What is expected
Emit the entire listing verbatim.
========
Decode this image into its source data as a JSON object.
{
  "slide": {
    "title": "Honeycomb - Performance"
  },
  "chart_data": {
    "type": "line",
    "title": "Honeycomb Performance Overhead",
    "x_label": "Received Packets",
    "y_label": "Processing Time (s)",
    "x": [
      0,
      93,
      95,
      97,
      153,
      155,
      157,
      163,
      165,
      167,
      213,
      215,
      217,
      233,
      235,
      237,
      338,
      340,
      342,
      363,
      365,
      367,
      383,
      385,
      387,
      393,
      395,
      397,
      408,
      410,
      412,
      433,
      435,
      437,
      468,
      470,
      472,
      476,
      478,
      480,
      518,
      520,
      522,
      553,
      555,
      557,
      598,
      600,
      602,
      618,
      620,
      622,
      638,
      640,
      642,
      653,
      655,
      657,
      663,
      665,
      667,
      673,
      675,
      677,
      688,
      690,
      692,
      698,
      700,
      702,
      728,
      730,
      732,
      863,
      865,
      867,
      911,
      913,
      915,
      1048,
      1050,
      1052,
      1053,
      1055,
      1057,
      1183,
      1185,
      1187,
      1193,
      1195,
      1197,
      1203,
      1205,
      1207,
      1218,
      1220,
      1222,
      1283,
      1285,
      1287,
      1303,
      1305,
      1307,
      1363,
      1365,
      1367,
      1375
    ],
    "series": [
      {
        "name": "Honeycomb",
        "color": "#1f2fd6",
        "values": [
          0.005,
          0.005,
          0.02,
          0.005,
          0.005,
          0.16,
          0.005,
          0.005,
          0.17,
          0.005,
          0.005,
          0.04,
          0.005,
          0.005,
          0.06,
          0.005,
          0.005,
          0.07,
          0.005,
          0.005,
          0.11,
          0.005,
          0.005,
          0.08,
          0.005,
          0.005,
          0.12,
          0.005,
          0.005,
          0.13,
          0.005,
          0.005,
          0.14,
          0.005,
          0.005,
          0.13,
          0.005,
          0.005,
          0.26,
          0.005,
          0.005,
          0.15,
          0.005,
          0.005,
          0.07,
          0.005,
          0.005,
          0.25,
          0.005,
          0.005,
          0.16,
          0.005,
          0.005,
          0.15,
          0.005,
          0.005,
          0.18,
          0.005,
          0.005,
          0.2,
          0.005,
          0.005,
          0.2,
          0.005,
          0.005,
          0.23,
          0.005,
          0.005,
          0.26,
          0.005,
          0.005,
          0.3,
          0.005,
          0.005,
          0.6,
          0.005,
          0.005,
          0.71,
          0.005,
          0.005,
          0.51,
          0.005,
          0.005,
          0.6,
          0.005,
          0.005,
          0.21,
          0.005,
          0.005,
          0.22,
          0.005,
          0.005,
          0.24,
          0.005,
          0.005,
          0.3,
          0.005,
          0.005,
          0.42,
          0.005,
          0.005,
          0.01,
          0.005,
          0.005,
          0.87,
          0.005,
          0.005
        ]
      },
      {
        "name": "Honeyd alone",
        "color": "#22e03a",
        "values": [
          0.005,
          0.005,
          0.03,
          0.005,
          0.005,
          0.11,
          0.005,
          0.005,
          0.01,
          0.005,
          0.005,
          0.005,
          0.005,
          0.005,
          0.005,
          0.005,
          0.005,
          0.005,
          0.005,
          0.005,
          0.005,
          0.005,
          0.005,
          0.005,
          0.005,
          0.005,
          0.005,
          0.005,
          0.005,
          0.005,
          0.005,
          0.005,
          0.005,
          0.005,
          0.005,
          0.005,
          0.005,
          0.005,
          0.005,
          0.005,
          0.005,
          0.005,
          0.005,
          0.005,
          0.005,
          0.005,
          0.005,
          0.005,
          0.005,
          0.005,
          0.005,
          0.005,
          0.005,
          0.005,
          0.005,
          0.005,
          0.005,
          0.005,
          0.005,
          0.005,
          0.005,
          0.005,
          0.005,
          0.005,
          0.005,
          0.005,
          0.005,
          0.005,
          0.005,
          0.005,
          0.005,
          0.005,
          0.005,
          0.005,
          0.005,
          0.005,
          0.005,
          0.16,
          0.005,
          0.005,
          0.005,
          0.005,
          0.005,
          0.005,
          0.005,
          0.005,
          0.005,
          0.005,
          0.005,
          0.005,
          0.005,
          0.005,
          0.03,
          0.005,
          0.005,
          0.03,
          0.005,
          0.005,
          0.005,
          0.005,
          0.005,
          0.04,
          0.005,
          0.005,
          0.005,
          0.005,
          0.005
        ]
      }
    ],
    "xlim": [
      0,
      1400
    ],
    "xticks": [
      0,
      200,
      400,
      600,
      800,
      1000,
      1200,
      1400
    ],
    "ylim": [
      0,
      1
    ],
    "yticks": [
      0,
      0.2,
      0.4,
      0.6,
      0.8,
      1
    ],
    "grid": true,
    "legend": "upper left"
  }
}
========
The solution
Decode this image into its source data as a JSON object.
{
  "slide": {
    "title": "Honeycomb - Performance"
  },
  "chart_data": {
    "type": "line",
    "title": "Honeycomb Performance Overhead",
    "x_label": "Received Packets",
    "y_label": "Processing Time (s)",
    "x": [
      0,
      93,
      95,
      97,
      153,
      155,
      157,
      163,
      165,
      167,
      213,
      215,
      217,
      233,
      235,
      237,
      338,
      340,
      342,
      363,
      365,
      367,
      383,
      385,
      387,
      393,
      395,
      397,
      408,
      410,
      412,
      433,
      435,
      437,
      468,
      470,
      472,
      476,
      478,
      480,
      518,
      520,
      522,
      553,
      555,
      557,
      598,
      600,
      602,
      618,
      620,
      622,
      638,
      640,
      642,
      653,
      655,
      657,
      663,
      665,
      667,
      673,
      675,
      677,
      688,
      690,
      692,
      698,
      700,
      702,
      728,
      730,
      732,
      863,
      865,
      867,
      911,
      913,
      915,
      1048,
      1050,
      1052,
      1053,
      1055,
      1057,
      1183,
      1185,
      1187,
      1193,
      1195,
      1197,
      1203,
      1205,
      1207,
      1218,
      1220,
      1222,
      1283,
      1285,
      1287,
      1303,
      1305,
      1307,
      1363,
      1365,
      1367,
      1375
    ],
    "series": [
      {
        "name": "Honeycomb",
        "color": "#1f2fd6",
        "values": [
          0.005,
          0.005,
          0.02,
          0.005,
          0.005,
          0.16,
          0.005,
          0.005,
          0.17,
          0.005,
          0.005,
          0.04,
          0.005,
          0.005,
          0.06,
          0.005,
          0.005,
          0.07,
          0.005,
          0.005,
          0.11,
          0.005,
          0.005,
          0.08,
          0.005,
          0.005,
          0.12,
          0.005,
          0.005,
          0.13,
          0.005,
          0.005,
          0.14,
          0.005,
          0.005,
          0.13,
          0.005,
          0.005,
          0.26,
          0.005,
          0.005,
          0.15,
          0.005,
          0.005,
          0.07,
          0.005,
          0.005,
          0.25,
          0.005,
          0.005,
          0.16,
          0.005,
          0.005,
          0.15,
          0.005,
          0.005,
          0.18,
          0.005,
          0.005,
          0.2,
          0.005,
          0.005,
          0.2,
          0.005,
          0.005,
          0.23,
          0.005,
          0.005,
          0.26,
          0.005,
          0.005,
          0.3,
          0.005,
          0.005,
          0.6,
          0.005,
          0.005,
          0.71,
          0.005,
          0.005,
          0.51,
          0.005,
          0.005,
          0.6,
          0.005,
          0.005,
          0.21,
          0.005,
          0.005,
          0.22,
          0.005,
          0.005,
          0.24,
          0.005,
          0.005,
          0.3,
          0.005,
          0.005,
          0.42,
          0.005,
          0.005,
          0.01,
          0.005,
          0.005,
          0.87,
          0.005,
          0.005
        ]
      },
      {
        "name": "Honeyd alone",
        "color": "#22e03a",
        "values": [
          0.005,
          0.005,
          0.03,
          0.005,
          0.005,
          0.11,
          0.005,
          0.005,
          0.01,
          0.005,
          0.005,
          0.005,
          0.005,
          0.005,
          0.005,
          0.005,
          0.005,
          0.005,
          0.005,
          0.005,
          0.005,
          0.005,
          0.005,
          0.005,
          0.005,
          0.005,
          0.005,
          0.005,
          0.005,
          0.005,
          0.005,
          0.005,
          0.005,
          0.005,
          0.005,
          0.005,
          0.005,
          0.005,
          0.005,
          0.005,
          0.005,
          0.005,
          0.005,
          0.005,
          0.005,
          0.005,
          0.005,
          0.005,
          0.005,
          0.005,
          0.005,
          0.005,
          0.005,
          0.005,
          0.005,
          0.005,
          0.005,
          0.005,
          0.005,
          0.005,
          0.005,
          0.005,
          0.005,
          0.005,
          0.005,
          0.005,
          0.005,
          0.005,
          0.005,
          0.005,
          0.005,
          0.005,
          0.005,
          0.005,
          0.005,
          0.005,
          0.005,
          0.16,
          0.005,
          0.005,
          0.005,
          0.005,
          0.005,
          0.005,
          0.005,
          0.005,
          0.005,
          0.005,
          0.005,
          0.005,
          0.005,
          0.005,
          0.03,
          0.005,
          0.005,
          0.03,
          0.005,
          0.005,
          0.005,
          0.005,
          0.005,
          0.04,
          0.005,
          0.005,
          0.005,
          0.005,
          0.005
        ]
      }
    ],
    "xlim": [
      0,
      1400
    ],
    "xticks": [
      0,
      200,
      400,
      600,
      800,
      1000,
      1200,
      1400
    ],
    "ylim": [
      0,
      1
    ],
    "yticks": [
      0,
      0.2,
      0.4,
      0.6,
      0.8,
      1
    ],
    "grid": true,
    "legend": "upper left"
  }
}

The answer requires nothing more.